(Stored records)

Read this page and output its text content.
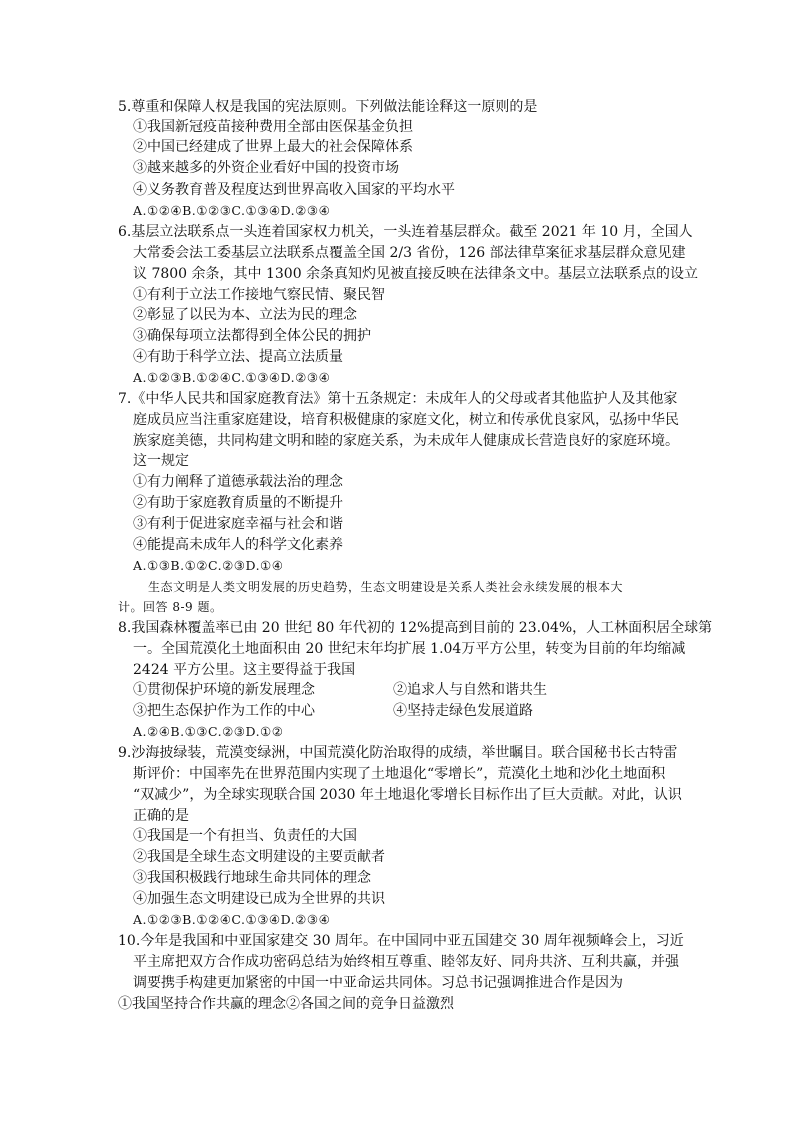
5.尊重和保障人权是我国的宪法原则。下列做法能诠释这一原则的是
①我国新冠疫苗接种费用全部由医保基金负担
②中国已经建成了世界上最大的社会保障体系
③越来越多的外资企业看好中国的投资市场
④义务教育普及程度达到世界高收入国家的平均水平
A.①②④B.①②③C.①③④D.②③④
6.基层立法联系点一头连着国家权力机关，一头连着基层群众。截至 2021 年 10 月，全国人
大常委会法工委基层立法联系点覆盖全国 2/3 省份，126 部法律草案征求基层群众意见建
议 7800 余条，其中 1300 余条真知灼见被直接反映在法律条文中。基层立法联系点的设立
①有利于立法工作接地气察民情、聚民智
②彰显了以民为本、立法为民的理念
③确保每项立法都得到全体公民的拥护
④有助于科学立法、提高立法质量
A.①②③B.①②④C.①③④D.②③④
7.《中华人民共和国家庭教育法》第十五条规定：未成年人的父母或者其他监护人及其他家
庭成员应当注重家庭建设，培育积极健康的家庭文化，树立和传承优良家风，弘扬中华民
族家庭美德，共同构建文明和睦的家庭关系，为未成年人健康成长营造良好的家庭环境。
这一规定
①有力阐释了道德承载法治的理念
②有助于家庭教育质量的不断提升
③有利于促进家庭幸福与社会和谐
④能提高未成年人的科学文化素养
A.①③B.①②C.②③D.①④
生态文明是人类文明发展的历史趋势，生态文明建设是关系人类社会永续发展的根本大
计。回答 8-9 题。
8.我国森林覆盖率已由 20 世纪 80 年代初的 12%提高到目前的 23.04%，人工林面积居全球第
一。全国荒漠化土地面积由 20 世纪末年均扩展 1.04万平方公里，转变为目前的年均缩减
2424 平方公里。这主要得益于我国
①贯彻保护环境的新发展理念	②追求人与自然和谐共生
③把生态保护作为工作的中心	④坚持走绿色发展道路
A.②④B.①③C.②③D.①②
9.沙海披绿装，荒漠变绿洲，中国荒漠化防治取得的成绩，举世瞩目。联合国秘书长古特雷
斯评价：中国率先在世界范围内实现了土地退化“零增长”，荒漠化土地和沙化土地面积
“双减少”，为全球实现联合国 2030 年土地退化零增长目标作出了巨大贡献。对此，认识
正确的是
①我国是一个有担当、负责任的大国
②我国是全球生态文明建设的主要贡献者
③我国积极践行地球生命共同体的理念
④加强生态文明建设已成为全世界的共识
A.①②③B.①②④C.①③④D.②③④
10.今年是我国和中亚国家建交 30 周年。在中国同中亚五国建交 30 周年视频峰会上，习近
平主席把双方合作成功密码总结为始终相互尊重、睦邻友好、同舟共济、互利共赢，并强
调要携手构建更加紧密的中国一中亚命运共同体。习总书记强调推进合作是因为
①我国坚持合作共赢的理念②各国之间的竞争日益激烈
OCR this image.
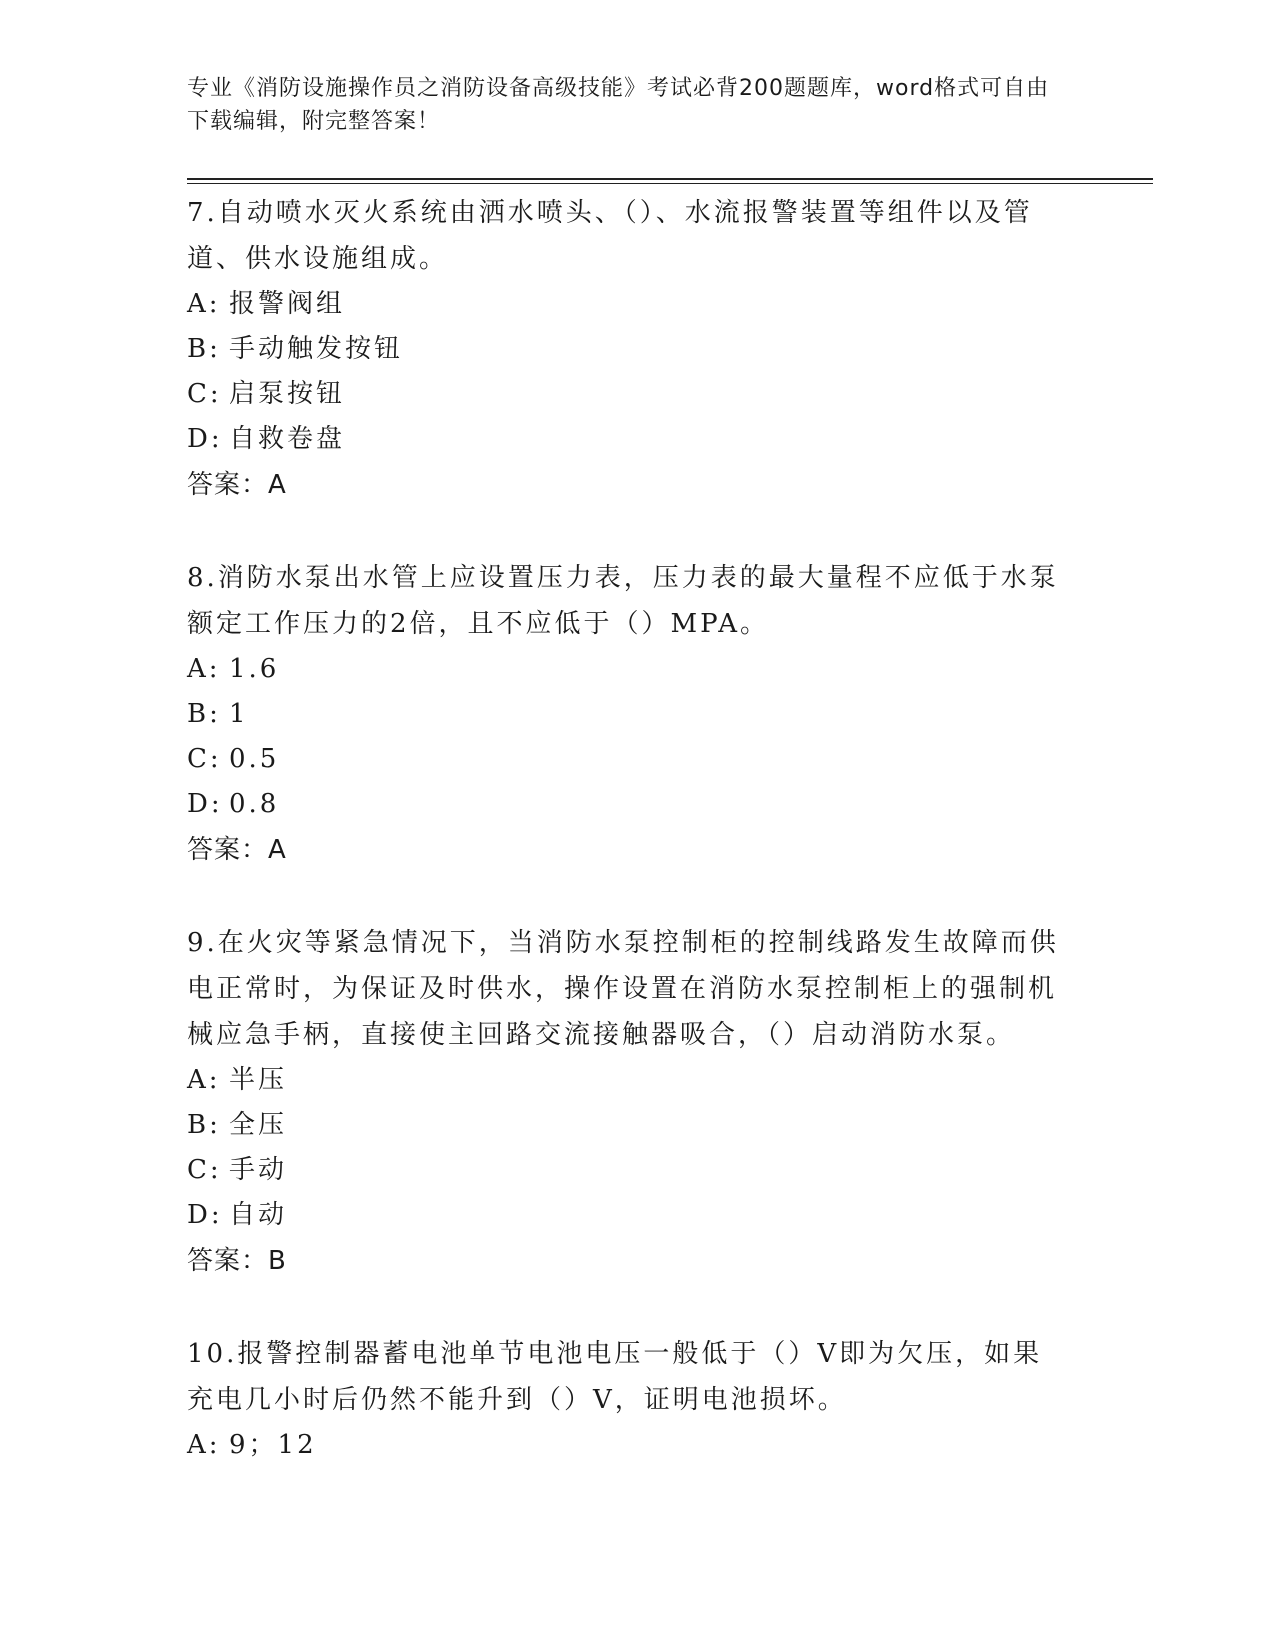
专业《消防设施操作员之消防设备高级技能》考试必背200题题库，word格式可自由下载编辑，附完整答案！
7.自动喷水灭火系统由洒水喷头、（）、水流报警装置等组件以及管道、供水设施组成。
A: 报警阀组
B: 手动触发按钮
C: 启泵按钮
D: 自救卷盘
答案：A
8.消防水泵出水管上应设置压力表，压力表的最大量程不应低于水泵额定工作压力的2倍，且不应低于（）MPA。
A: 1.6
B: 1
C: 0.5
D: 0.8
答案：A
9.在火灾等紧急情况下，当消防水泵控制柜的控制线路发生故障而供电正常时，为保证及时供水，操作设置在消防水泵控制柜上的强制机械应急手柄，直接使主回路交流接触器吸合，（）启动消防水泵。
A: 半压
B: 全压
C: 手动
D: 自动
答案：B
10.报警控制器蓄电池单节电池电压一般低于（）V即为欠压，如果充电几小时后仍然不能升到（）V，证明电池损坏。
A: 9；12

## WRITTEN INSTRUCTION
Repeat the preceding records precisely, and leave every picture out of the copy.

## OUTPUT OF THE TASK
Read this page and output its text content.
5.尊重和保障人权是我国的宪法原则。下列做法能诠释这一原则的是
①我国新冠疫苗接种费用全部由医保基金负担
②中国已经建成了世界上最大的社会保障体系
③越来越多的外资企业看好中国的投资市场
④义务教育普及程度达到世界高收入国家的平均水平
A.①②④B.①②③C.①③④D.②③④
6.基层立法联系点一头连着国家权力机关，一头连着基层群众。截至 2021 年 10 月，全国人
大常委会法工委基层立法联系点覆盖全国 2/3 省份，126 部法律草案征求基层群众意见建
议 7800 余条，其中 1300 余条真知灼见被直接反映在法律条文中。基层立法联系点的设立
①有利于立法工作接地气察民情、聚民智
②彰显了以民为本、立法为民的理念
③确保每项立法都得到全体公民的拥护
④有助于科学立法、提高立法质量
A.①②③B.①②④C.①③④D.②③④
7.《中华人民共和国家庭教育法》第十五条规定：未成年人的父母或者其他监护人及其他家
庭成员应当注重家庭建设，培育积极健康的家庭文化，树立和传承优良家风，弘扬中华民
族家庭美德，共同构建文明和睦的家庭关系，为未成年人健康成长营造良好的家庭环境。
这一规定
①有力阐释了道德承载法治的理念
②有助于家庭教育质量的不断提升
③有利于促进家庭幸福与社会和谐
④能提高未成年人的科学文化素养
A.①③B.①②C.②③D.①④
生态文明是人类文明发展的历史趋势，生态文明建设是关系人类社会永续发展的根本大
计。回答 8-9 题。
8.我国森林覆盖率已由 20 世纪 80 年代初的 12%提高到目前的 23.04%，人工林面积居全球第
一。全国荒漠化土地面积由 20 世纪末年均扩展 1.04万平方公里，转变为目前的年均缩减
2424 平方公里。这主要得益于我国
①贯彻保护环境的新发展理念	②追求人与自然和谐共生
③把生态保护作为工作的中心	④坚持走绿色发展道路
A.②④B.①③C.②③D.①②
9.沙海披绿装，荒漠变绿洲，中国荒漠化防治取得的成绩，举世瞩目。联合国秘书长古特雷
斯评价：中国率先在世界范围内实现了土地退化“零增长”，荒漠化土地和沙化土地面积
“双减少”，为全球实现联合国 2030 年土地退化零增长目标作出了巨大贡献。对此，认识
正确的是
①我国是一个有担当、负责任的大国
②我国是全球生态文明建设的主要贡献者
③我国积极践行地球生命共同体的理念
④加强生态文明建设已成为全世界的共识
A.①②③B.①②④C.①③④D.②③④
10.今年是我国和中亚国家建交 30 周年。在中国同中亚五国建交 30 周年视频峰会上，习近
平主席把双方合作成功密码总结为始终相互尊重、睦邻友好、同舟共济、互利共赢，并强
调要携手构建更加紧密的中国一中亚命运共同体。习总书记强调推进合作是因为
①我国坚持合作共赢的理念②各国之间的竞争日益激烈
OCR this image.
专业《消防设施操作员之消防设备高级技能》考试必背200题题库，word格式可自由下载编辑，附完整答案！
7.自动喷水灭火系统由洒水喷头、（）、水流报警装置等组件以及管道、供水设施组成。
A: 报警阀组
B: 手动触发按钮
C: 启泵按钮
D: 自救卷盘
答案：A
8.消防水泵出水管上应设置压力表，压力表的最大量程不应低于水泵额定工作压力的2倍，且不应低于（）MPA。
A: 1.6
B: 1
C: 0.5
D: 0.8
答案：A
9.在火灾等紧急情况下，当消防水泵控制柜的控制线路发生故障而供电正常时，为保证及时供水，操作设置在消防水泵控制柜上的强制机械应急手柄，直接使主回路交流接触器吸合，（）启动消防水泵。
A: 半压
B: 全压
C: 手动
D: 自动
答案：B
10.报警控制器蓄电池单节电池电压一般低于（）V即为欠压，如果充电几小时后仍然不能升到（）V，证明电池损坏。
A: 9；12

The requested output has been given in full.